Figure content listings
·····

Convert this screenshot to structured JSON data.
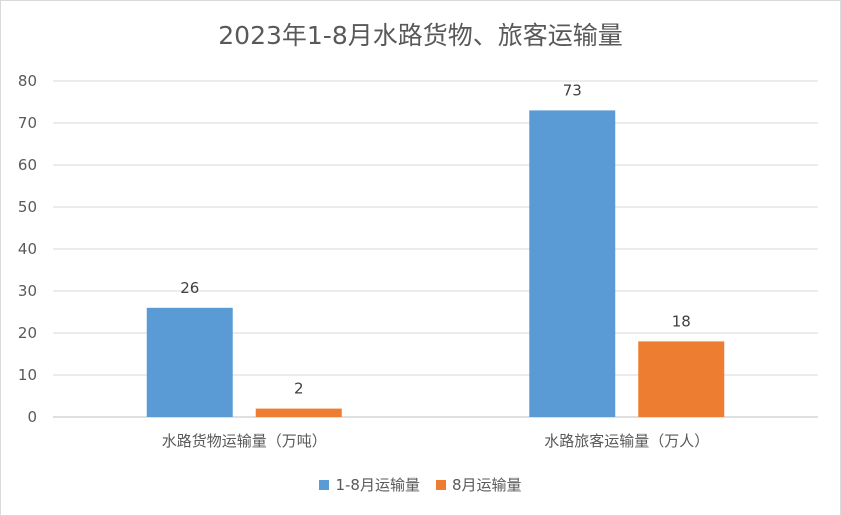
{
  "chart_data": {
    "type": "bar",
    "title": "2023年1-8月水路货物、旅客运输量",
    "categories": [
      "水路货物运输量（万吨）",
      "水路旅客运输量（万人）"
    ],
    "series": [
      {
        "name": "1-8月运输量",
        "values": [
          26,
          73
        ],
        "color": "#5b9bd5"
      },
      {
        "name": "8月运输量",
        "values": [
          2,
          18
        ],
        "color": "#ed7d31"
      }
    ],
    "ylim": [
      0,
      80
    ],
    "yticks": [
      0,
      10,
      20,
      30,
      40,
      50,
      60,
      70,
      80
    ],
    "grid": true,
    "legend": "bottom",
    "data_labels": true
  }
}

·····

● Set problem: With the pictures left out, transcribe the material exactly.

● Expected answer:
Convert this screenshot to structured JSON data.
{
  "chart_data": {
    "type": "bar",
    "title": "2023年1-8月水路货物、旅客运输量",
    "categories": [
      "水路货物运输量（万吨）",
      "水路旅客运输量（万人）"
    ],
    "series": [
      {
        "name": "1-8月运输量",
        "values": [
          26,
          73
        ],
        "color": "#5b9bd5"
      },
      {
        "name": "8月运输量",
        "values": [
          2,
          18
        ],
        "color": "#ed7d31"
      }
    ],
    "ylim": [
      0,
      80
    ],
    "yticks": [
      0,
      10,
      20,
      30,
      40,
      50,
      60,
      70,
      80
    ],
    "grid": true,
    "legend": "bottom",
    "data_labels": true
  }
}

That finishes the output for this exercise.